Start

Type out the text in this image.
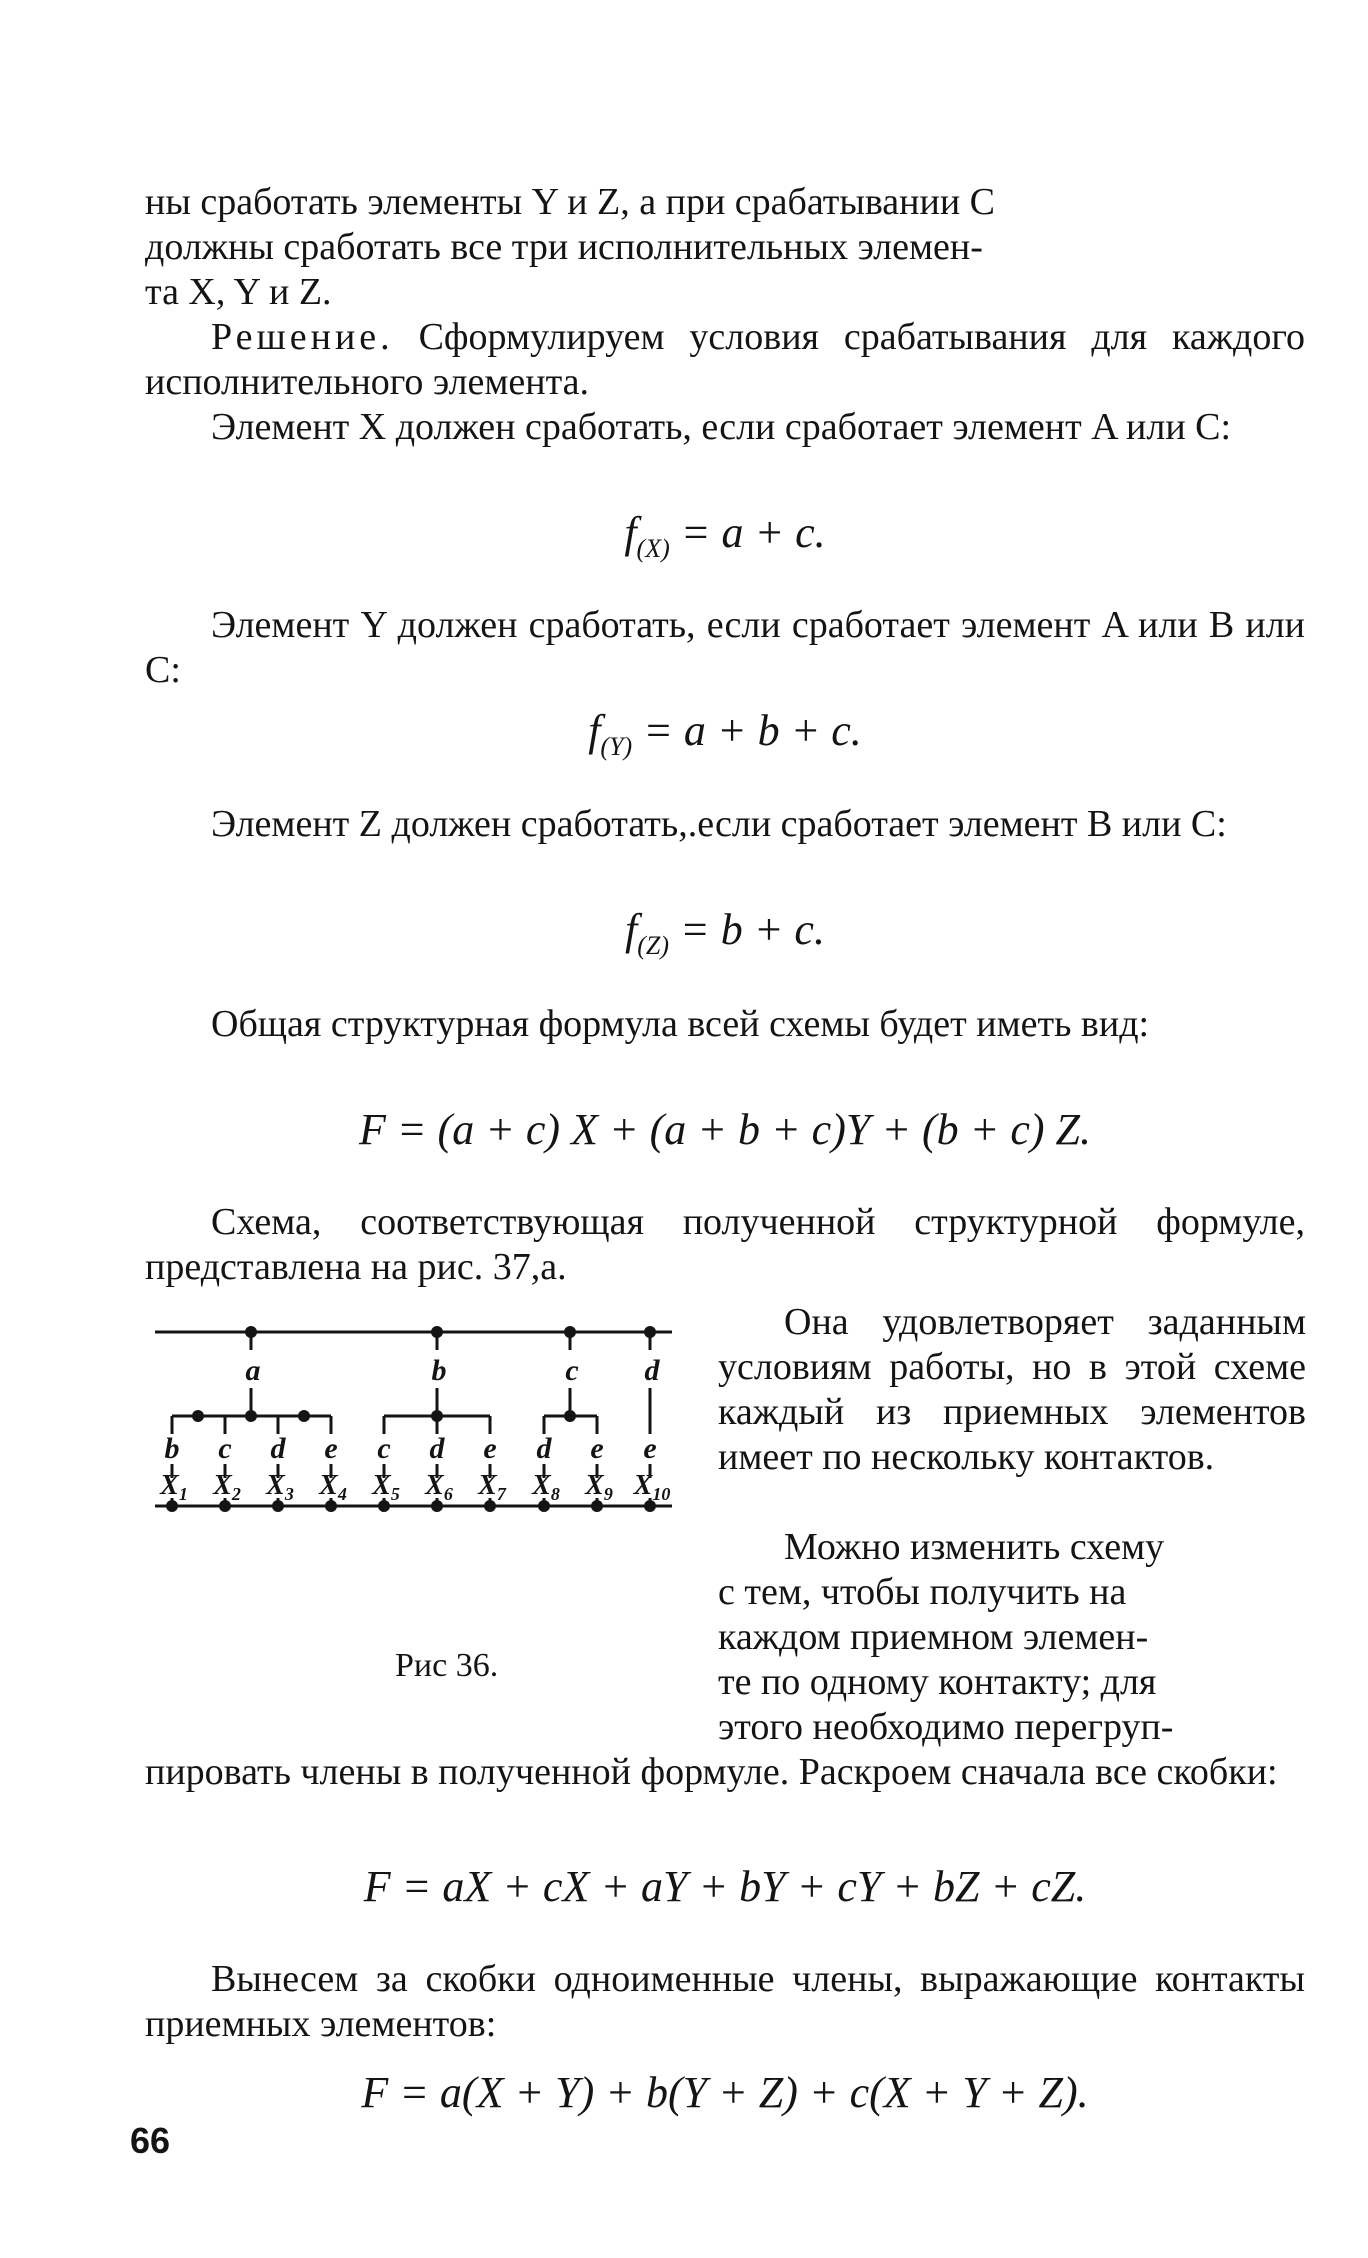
ны сработать элементы Y и Z, а при срабатывании С
должны сработать все три исполнительных элемен-
та X, Y и Z.
Решение. Сформулируем условия срабатывания для каждого исполнительного элемента.
Элемент X должен сработать, если сработает элемент A или C:
$f_{(X)} = a + c$.
Элемент Y должен сработать, если сработает элемент A или B или C:
$f_{(Y)} = a + b + c$.
Элемент Z должен сработать,.если сработает элемент B или C:
$f_{(Z)} = b + c$.
Общая структурная формула всей схемы будет иметь вид:
F = (a + c) X + (a + b + c)Y + (b + c) Z.
Схема, соответствующая полученной структурной формуле, представлена на рис. 37,а.
a	b	c d
b
$X_1$
c
$X_2$
d
$X_3$
e
$X_4$
c
$X_5$
d
$X_6$
e
$X_7$
d
$X_8$
e
$X_9$
e
$X_{10}$
Рис 36.
Она удовлетворяет заданным условиям работы, но в этой схеме каждый из приемных элементов имеет по нескольку контактов.
Можно изменить схему
с тем, чтобы получить на
каждом приемном элемен-
те по одному контакту; для
этого необходимо перегруп-
пировать члены в полученной формуле. Раскроем сначала все скобки:
F = aX + cX + aY + bY + cY + bZ + cZ.
Вынесем за скобки одноименные члены, выражающие контакты приемных элементов:
F = a(X + Y) + b(Y + Z) + c(X + Y + Z).
66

End

• _Work to complete_:
Show each line holding the word "приемных".

• _Response_:
Она удовлетворяет заданным условиям работы, но в этой схеме каждый из приемных элементов имеет по нескольку контактов.
Вынесем за скобки одноименные члены, выражающие контакты приемных элементов:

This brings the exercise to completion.